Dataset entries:
## BEGIN
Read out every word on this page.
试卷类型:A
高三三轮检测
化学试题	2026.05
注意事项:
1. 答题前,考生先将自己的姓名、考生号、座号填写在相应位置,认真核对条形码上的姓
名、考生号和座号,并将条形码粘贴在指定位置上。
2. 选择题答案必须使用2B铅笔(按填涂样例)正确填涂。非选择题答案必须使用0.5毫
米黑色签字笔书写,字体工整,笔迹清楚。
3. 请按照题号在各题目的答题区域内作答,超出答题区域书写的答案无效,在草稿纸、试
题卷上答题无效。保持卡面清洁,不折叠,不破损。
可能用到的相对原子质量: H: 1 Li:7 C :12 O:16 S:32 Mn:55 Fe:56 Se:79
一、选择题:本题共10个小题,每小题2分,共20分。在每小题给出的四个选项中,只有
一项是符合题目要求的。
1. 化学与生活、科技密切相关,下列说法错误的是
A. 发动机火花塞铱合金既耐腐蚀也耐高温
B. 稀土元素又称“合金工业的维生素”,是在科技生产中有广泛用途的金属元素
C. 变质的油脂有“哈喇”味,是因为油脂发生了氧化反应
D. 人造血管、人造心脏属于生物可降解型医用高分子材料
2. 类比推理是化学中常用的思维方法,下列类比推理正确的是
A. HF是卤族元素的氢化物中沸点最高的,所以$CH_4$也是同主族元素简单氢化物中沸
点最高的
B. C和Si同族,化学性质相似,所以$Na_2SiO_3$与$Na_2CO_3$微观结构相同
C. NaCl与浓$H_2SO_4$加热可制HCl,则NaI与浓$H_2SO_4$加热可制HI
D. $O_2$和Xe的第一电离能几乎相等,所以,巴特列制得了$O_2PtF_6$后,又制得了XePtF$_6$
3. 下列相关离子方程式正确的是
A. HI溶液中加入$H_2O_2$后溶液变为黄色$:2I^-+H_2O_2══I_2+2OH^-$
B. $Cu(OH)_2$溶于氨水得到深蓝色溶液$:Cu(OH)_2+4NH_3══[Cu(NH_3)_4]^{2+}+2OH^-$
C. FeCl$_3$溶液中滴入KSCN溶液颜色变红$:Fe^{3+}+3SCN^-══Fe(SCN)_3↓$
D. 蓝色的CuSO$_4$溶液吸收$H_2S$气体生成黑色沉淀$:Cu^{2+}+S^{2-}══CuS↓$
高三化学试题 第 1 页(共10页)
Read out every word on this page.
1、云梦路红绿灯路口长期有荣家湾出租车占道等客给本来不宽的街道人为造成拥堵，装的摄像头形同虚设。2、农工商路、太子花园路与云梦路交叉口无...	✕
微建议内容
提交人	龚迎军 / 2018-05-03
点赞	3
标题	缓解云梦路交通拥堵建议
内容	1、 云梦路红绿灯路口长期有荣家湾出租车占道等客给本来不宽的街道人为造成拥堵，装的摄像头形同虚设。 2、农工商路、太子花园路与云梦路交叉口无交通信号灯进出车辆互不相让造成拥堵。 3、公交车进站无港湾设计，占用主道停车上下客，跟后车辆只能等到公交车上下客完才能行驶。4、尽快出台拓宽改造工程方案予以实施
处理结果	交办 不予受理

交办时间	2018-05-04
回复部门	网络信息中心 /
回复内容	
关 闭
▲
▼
## END
## BEGIN
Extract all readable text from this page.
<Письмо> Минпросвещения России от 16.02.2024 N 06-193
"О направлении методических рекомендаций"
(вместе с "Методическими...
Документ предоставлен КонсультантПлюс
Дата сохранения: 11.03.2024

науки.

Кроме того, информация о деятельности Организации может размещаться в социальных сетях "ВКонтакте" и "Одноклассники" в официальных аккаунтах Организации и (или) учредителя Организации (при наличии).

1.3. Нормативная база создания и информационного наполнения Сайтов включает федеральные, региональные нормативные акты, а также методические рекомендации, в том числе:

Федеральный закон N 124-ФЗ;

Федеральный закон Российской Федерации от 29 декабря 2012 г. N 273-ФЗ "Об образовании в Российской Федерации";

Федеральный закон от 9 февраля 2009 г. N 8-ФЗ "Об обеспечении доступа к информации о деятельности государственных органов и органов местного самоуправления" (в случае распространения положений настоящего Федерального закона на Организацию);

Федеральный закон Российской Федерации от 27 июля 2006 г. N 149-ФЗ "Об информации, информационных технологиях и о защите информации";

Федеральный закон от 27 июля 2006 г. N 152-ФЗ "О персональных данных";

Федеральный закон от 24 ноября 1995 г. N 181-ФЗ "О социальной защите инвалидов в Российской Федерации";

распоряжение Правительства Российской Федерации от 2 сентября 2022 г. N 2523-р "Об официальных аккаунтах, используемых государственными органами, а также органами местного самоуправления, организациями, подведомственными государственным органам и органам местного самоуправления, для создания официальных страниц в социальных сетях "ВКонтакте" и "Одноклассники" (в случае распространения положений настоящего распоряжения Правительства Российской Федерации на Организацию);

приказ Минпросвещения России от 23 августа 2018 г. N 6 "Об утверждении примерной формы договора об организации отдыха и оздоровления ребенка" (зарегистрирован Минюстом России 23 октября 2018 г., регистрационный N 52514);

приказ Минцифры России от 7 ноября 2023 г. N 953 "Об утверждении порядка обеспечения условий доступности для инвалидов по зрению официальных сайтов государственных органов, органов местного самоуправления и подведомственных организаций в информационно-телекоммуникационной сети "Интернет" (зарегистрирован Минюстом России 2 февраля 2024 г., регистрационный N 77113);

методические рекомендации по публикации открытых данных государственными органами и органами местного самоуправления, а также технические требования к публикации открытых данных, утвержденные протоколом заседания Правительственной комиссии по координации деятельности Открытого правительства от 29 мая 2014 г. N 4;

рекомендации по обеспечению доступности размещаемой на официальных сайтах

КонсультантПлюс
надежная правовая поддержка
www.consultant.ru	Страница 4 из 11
## END
### Written problem
Look through the entries above; copy each line where the string "данных" appears.

### Solution for this problem
Федеральный закон от 27 июля 2006 г. N 152-ФЗ "О персональных данных";
методические рекомендации по публикации открытых данных государственными органами и органами местного самоуправления, а также технические требования к публикации открытых данных, утвержденные протоколом заседания Правительственной комиссии по координации деятельности Открытого правительства от 29 мая 2014 г. N 4;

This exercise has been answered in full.